[Start Data lines]

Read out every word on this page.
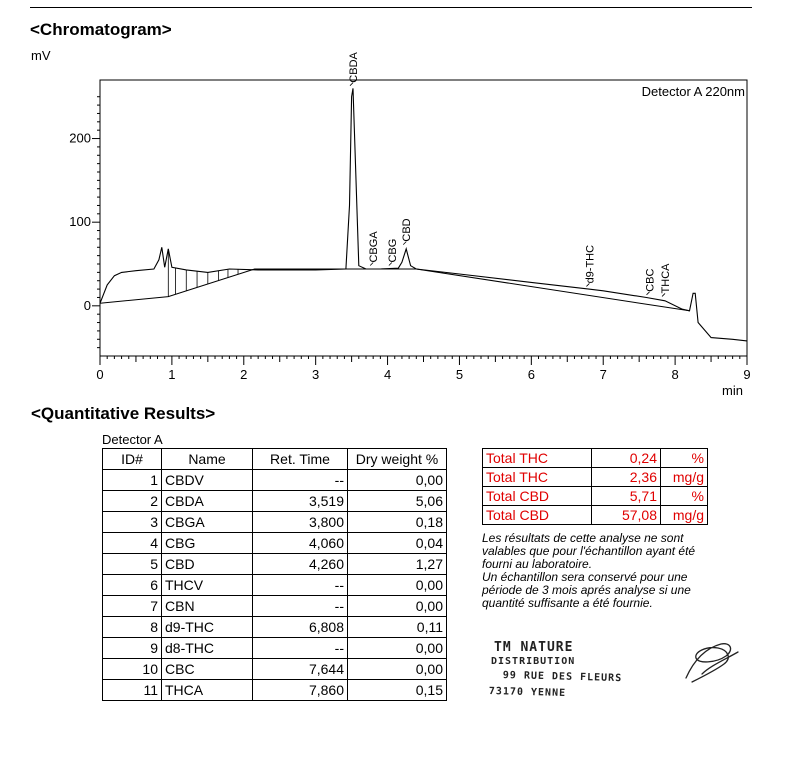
<Chromatogram>
mV
min
0
100
200
0	1	2	3	4	5	6	7	8	9
CBDA
CBGA CBG
CBD
d9-THC	CBC THCA
Detector A 220nm
<Quantitative Results>
Detector A
ID#	Name	Ret. Time	Dry weight %
1	CBDV	--	0,00
2	CBDA	3,519	5,06
3	CBGA	3,800	0,18
4	CBG	4,060	0,04
5	CBD	4,260	1,27
6	THCV	--	0,00
7	CBN	--	0,00
8	d9-THC	6,808	0,11
9	d8-THC	--	0,00
10	CBC	7,644	0,00
11	THCA	7,860	0,15
Total THC	0,24	%
Total THC	2,36	mg/g
Total CBD	5,71	%
Total CBD	57,08	mg/g
Les résultats de cette analyse ne sont
valables que pour l'échantillon ayant été
fourni au laboratoire.
Un échantillon sera conservé pour une
période de 3 mois aprés analyse si une
quantité suffisante a été fournie.
TM NATURE
DISTRIBUTION
99 RUE DES FLEURS
73170 YENNE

[End Data lines]

Task:
Only a number is wanted: how many lines of the material include the word "échantillon".

Complete response:
2